## [SET EXERCISE]
Each record below is to be reproduced without any change.

## [MATERIAL TO PROCESS]

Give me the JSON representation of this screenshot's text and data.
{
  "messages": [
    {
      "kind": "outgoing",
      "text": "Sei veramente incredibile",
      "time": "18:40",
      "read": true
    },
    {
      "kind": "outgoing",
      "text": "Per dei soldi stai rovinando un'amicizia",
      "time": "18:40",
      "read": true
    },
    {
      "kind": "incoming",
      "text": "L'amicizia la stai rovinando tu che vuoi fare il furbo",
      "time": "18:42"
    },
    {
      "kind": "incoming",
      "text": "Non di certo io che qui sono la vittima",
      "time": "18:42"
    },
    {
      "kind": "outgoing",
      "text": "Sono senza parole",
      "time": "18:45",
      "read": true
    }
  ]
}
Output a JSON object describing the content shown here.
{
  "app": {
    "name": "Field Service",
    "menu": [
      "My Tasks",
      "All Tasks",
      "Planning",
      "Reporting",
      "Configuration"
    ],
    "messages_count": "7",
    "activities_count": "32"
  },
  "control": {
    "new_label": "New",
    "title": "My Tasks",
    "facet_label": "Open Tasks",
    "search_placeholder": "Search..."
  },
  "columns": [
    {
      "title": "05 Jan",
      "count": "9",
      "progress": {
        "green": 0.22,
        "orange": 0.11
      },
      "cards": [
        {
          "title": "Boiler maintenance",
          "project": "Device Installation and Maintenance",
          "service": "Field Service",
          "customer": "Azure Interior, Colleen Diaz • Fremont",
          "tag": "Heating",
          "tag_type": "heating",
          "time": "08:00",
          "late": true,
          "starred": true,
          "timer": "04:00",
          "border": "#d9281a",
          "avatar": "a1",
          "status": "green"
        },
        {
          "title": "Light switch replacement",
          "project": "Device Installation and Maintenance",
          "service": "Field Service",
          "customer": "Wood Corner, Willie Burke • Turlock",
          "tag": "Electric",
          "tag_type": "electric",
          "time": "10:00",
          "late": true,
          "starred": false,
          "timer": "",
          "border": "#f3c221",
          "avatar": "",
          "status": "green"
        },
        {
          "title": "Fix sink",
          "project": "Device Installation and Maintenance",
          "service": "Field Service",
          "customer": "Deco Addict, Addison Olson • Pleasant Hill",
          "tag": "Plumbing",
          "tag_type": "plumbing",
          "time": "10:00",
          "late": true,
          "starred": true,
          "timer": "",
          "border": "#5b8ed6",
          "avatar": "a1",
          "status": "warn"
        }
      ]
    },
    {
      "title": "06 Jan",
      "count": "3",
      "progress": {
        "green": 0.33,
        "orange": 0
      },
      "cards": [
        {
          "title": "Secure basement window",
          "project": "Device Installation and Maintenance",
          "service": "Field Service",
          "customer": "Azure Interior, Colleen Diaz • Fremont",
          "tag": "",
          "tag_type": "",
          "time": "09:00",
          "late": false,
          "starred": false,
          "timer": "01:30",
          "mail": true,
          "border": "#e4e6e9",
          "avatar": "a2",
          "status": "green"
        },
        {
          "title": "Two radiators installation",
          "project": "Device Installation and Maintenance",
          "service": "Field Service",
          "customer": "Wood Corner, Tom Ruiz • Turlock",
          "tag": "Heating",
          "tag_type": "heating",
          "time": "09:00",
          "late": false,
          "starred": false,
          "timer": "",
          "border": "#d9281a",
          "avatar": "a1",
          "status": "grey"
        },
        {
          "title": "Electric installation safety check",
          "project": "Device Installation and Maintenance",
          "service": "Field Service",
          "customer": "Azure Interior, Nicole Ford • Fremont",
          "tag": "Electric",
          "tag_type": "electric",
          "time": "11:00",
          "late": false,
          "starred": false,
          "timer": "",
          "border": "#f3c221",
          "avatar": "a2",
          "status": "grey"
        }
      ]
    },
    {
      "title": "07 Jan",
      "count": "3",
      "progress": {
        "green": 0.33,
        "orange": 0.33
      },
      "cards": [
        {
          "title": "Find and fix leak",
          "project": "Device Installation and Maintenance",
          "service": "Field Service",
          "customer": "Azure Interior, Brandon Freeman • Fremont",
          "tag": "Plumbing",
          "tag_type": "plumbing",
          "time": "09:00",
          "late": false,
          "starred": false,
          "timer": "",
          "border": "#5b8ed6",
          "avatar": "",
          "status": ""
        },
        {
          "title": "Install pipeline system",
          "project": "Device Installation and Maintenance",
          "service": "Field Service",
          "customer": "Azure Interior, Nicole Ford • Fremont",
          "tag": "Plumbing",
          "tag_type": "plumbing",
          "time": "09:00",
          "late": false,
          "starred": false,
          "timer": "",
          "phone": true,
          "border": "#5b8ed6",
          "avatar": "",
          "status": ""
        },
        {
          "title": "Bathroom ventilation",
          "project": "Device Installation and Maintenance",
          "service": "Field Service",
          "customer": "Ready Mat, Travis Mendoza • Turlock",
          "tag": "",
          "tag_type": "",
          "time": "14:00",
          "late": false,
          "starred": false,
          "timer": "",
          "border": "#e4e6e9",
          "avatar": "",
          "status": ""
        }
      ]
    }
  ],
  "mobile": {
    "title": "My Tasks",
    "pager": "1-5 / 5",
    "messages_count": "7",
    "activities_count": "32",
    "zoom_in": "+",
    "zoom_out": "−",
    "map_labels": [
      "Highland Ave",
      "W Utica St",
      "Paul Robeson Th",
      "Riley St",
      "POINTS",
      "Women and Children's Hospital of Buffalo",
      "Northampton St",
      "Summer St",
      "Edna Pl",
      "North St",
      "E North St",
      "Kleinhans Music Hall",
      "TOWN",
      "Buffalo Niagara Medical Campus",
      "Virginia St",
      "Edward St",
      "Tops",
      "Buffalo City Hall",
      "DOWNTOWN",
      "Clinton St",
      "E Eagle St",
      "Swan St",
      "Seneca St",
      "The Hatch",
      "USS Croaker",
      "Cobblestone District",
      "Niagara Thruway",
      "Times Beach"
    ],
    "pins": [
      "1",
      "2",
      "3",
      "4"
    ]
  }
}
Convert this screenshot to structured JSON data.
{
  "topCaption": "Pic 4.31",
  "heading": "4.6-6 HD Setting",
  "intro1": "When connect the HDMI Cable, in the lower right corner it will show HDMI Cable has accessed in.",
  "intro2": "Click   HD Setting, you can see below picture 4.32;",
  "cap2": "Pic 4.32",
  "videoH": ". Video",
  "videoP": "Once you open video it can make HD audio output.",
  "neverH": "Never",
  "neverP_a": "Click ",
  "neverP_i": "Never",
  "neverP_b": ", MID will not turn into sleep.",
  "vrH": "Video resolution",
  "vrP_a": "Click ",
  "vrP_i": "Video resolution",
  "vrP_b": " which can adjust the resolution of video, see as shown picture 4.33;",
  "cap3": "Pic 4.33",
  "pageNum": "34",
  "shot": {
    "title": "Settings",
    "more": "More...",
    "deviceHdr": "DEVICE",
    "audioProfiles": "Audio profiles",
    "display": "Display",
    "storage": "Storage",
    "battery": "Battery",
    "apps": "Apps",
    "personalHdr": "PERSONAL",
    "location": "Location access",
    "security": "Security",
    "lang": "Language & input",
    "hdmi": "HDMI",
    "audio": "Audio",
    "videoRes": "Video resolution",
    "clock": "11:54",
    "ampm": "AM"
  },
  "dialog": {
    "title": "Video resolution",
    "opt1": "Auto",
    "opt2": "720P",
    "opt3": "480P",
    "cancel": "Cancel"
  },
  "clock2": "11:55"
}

## [RESPONSE TO THIS EXERCISE]
Give me the JSON representation of this screenshot's text and data.
{
  "messages": [
    {
      "kind": "outgoing",
      "text": "Sei veramente incredibile",
      "time": "18:40",
      "read": true
    },
    {
      "kind": "outgoing",
      "text": "Per dei soldi stai rovinando un'amicizia",
      "time": "18:40",
      "read": true
    },
    {
      "kind": "incoming",
      "text": "L'amicizia la stai rovinando tu che vuoi fare il furbo",
      "time": "18:42"
    },
    {
      "kind": "incoming",
      "text": "Non di certo io che qui sono la vittima",
      "time": "18:42"
    },
    {
      "kind": "outgoing",
      "text": "Sono senza parole",
      "time": "18:45",
      "read": true
    }
  ]
}
Output a JSON object describing the content shown here.
{
  "app": {
    "name": "Field Service",
    "menu": [
      "My Tasks",
      "All Tasks",
      "Planning",
      "Reporting",
      "Configuration"
    ],
    "messages_count": "7",
    "activities_count": "32"
  },
  "control": {
    "new_label": "New",
    "title": "My Tasks",
    "facet_label": "Open Tasks",
    "search_placeholder": "Search..."
  },
  "columns": [
    {
      "title": "05 Jan",
      "count": "9",
      "progress": {
        "green": 0.22,
        "orange": 0.11
      },
      "cards": [
        {
          "title": "Boiler maintenance",
          "project": "Device Installation and Maintenance",
          "service": "Field Service",
          "customer": "Azure Interior, Colleen Diaz • Fremont",
          "tag": "Heating",
          "tag_type": "heating",
          "time": "08:00",
          "late": true,
          "starred": true,
          "timer": "04:00",
          "border": "#d9281a",
          "avatar": "a1",
          "status": "green"
        },
        {
          "title": "Light switch replacement",
          "project": "Device Installation and Maintenance",
          "service": "Field Service",
          "customer": "Wood Corner, Willie Burke • Turlock",
          "tag": "Electric",
          "tag_type": "electric",
          "time": "10:00",
          "late": true,
          "starred": false,
          "timer": "",
          "border": "#f3c221",
          "avatar": "",
          "status": "green"
        },
        {
          "title": "Fix sink",
          "project": "Device Installation and Maintenance",
          "service": "Field Service",
          "customer": "Deco Addict, Addison Olson • Pleasant Hill",
          "tag": "Plumbing",
          "tag_type": "plumbing",
          "time": "10:00",
          "late": true,
          "starred": true,
          "timer": "",
          "border": "#5b8ed6",
          "avatar": "a1",
          "status": "warn"
        }
      ]
    },
    {
      "title": "06 Jan",
      "count": "3",
      "progress": {
        "green": 0.33,
        "orange": 0
      },
      "cards": [
        {
          "title": "Secure basement window",
          "project": "Device Installation and Maintenance",
          "service": "Field Service",
          "customer": "Azure Interior, Colleen Diaz • Fremont",
          "tag": "",
          "tag_type": "",
          "time": "09:00",
          "late": false,
          "starred": false,
          "timer": "01:30",
          "mail": true,
          "border": "#e4e6e9",
          "avatar": "a2",
          "status": "green"
        },
        {
          "title": "Two radiators installation",
          "project": "Device Installation and Maintenance",
          "service": "Field Service",
          "customer": "Wood Corner, Tom Ruiz • Turlock",
          "tag": "Heating",
          "tag_type": "heating",
          "time": "09:00",
          "late": false,
          "starred": false,
          "timer": "",
          "border": "#d9281a",
          "avatar": "a1",
          "status": "grey"
        },
        {
          "title": "Electric installation safety check",
          "project": "Device Installation and Maintenance",
          "service": "Field Service",
          "customer": "Azure Interior, Nicole Ford • Fremont",
          "tag": "Electric",
          "tag_type": "electric",
          "time": "11:00",
          "late": false,
          "starred": false,
          "timer": "",
          "border": "#f3c221",
          "avatar": "a2",
          "status": "grey"
        }
      ]
    },
    {
      "title": "07 Jan",
      "count": "3",
      "progress": {
        "green": 0.33,
        "orange": 0.33
      },
      "cards": [
        {
          "title": "Find and fix leak",
          "project": "Device Installation and Maintenance",
          "service": "Field Service",
          "customer": "Azure Interior, Brandon Freeman • Fremont",
          "tag": "Plumbing",
          "tag_type": "plumbing",
          "time": "09:00",
          "late": false,
          "starred": false,
          "timer": "",
          "border": "#5b8ed6",
          "avatar": "",
          "status": ""
        },
        {
          "title": "Install pipeline system",
          "project": "Device Installation and Maintenance",
          "service": "Field Service",
          "customer": "Azure Interior, Nicole Ford • Fremont",
          "tag": "Plumbing",
          "tag_type": "plumbing",
          "time": "09:00",
          "late": false,
          "starred": false,
          "timer": "",
          "phone": true,
          "border": "#5b8ed6",
          "avatar": "",
          "status": ""
        },
        {
          "title": "Bathroom ventilation",
          "project": "Device Installation and Maintenance",
          "service": "Field Service",
          "customer": "Ready Mat, Travis Mendoza • Turlock",
          "tag": "",
          "tag_type": "",
          "time": "14:00",
          "late": false,
          "starred": false,
          "timer": "",
          "border": "#e4e6e9",
          "avatar": "",
          "status": ""
        }
      ]
    }
  ],
  "mobile": {
    "title": "My Tasks",
    "pager": "1-5 / 5",
    "messages_count": "7",
    "activities_count": "32",
    "zoom_in": "+",
    "zoom_out": "−",
    "map_labels": [
      "Highland Ave",
      "W Utica St",
      "Paul Robeson Th",
      "Riley St",
      "POINTS",
      "Women and Children's Hospital of Buffalo",
      "Northampton St",
      "Summer St",
      "Edna Pl",
      "North St",
      "E North St",
      "Kleinhans Music Hall",
      "TOWN",
      "Buffalo Niagara Medical Campus",
      "Virginia St",
      "Edward St",
      "Tops",
      "Buffalo City Hall",
      "DOWNTOWN",
      "Clinton St",
      "E Eagle St",
      "Swan St",
      "Seneca St",
      "The Hatch",
      "USS Croaker",
      "Cobblestone District",
      "Niagara Thruway",
      "Times Beach"
    ],
    "pins": [
      "1",
      "2",
      "3",
      "4"
    ]
  }
}
Convert this screenshot to structured JSON data.
{
  "topCaption": "Pic 4.31",
  "heading": "4.6-6 HD Setting",
  "intro1": "When connect the HDMI Cable, in the lower right corner it will show HDMI Cable has accessed in.",
  "intro2": "Click   HD Setting, you can see below picture 4.32;",
  "cap2": "Pic 4.32",
  "videoH": ". Video",
  "videoP": "Once you open video it can make HD audio output.",
  "neverH": "Never",
  "neverP_a": "Click ",
  "neverP_i": "Never",
  "neverP_b": ", MID will not turn into sleep.",
  "vrH": "Video resolution",
  "vrP_a": "Click ",
  "vrP_i": "Video resolution",
  "vrP_b": " which can adjust the resolution of video, see as shown picture 4.33;",
  "cap3": "Pic 4.33",
  "pageNum": "34",
  "shot": {
    "title": "Settings",
    "more": "More...",
    "deviceHdr": "DEVICE",
    "audioProfiles": "Audio profiles",
    "display": "Display",
    "storage": "Storage",
    "battery": "Battery",
    "apps": "Apps",
    "personalHdr": "PERSONAL",
    "location": "Location access",
    "security": "Security",
    "lang": "Language & input",
    "hdmi": "HDMI",
    "audio": "Audio",
    "videoRes": "Video resolution",
    "clock": "11:54",
    "ampm": "AM"
  },
  "dialog": {
    "title": "Video resolution",
    "opt1": "Auto",
    "opt2": "720P",
    "opt3": "480P",
    "cancel": "Cancel"
  },
  "clock2": "11:55"
}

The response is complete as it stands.